**Task requirements:** Find the word "Efficiency" in the material below and gather every line that contains it.

------ The records ------

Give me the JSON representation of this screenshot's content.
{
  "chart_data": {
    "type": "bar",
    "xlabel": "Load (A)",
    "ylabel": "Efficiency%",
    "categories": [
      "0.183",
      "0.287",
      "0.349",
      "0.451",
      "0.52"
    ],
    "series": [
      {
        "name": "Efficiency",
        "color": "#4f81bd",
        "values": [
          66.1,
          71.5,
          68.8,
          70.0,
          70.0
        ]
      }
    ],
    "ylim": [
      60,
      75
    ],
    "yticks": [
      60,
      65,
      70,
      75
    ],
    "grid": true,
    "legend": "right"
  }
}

------

**Final result:**
    "ylabel": "Efficiency%",
        "name": "Efficiency",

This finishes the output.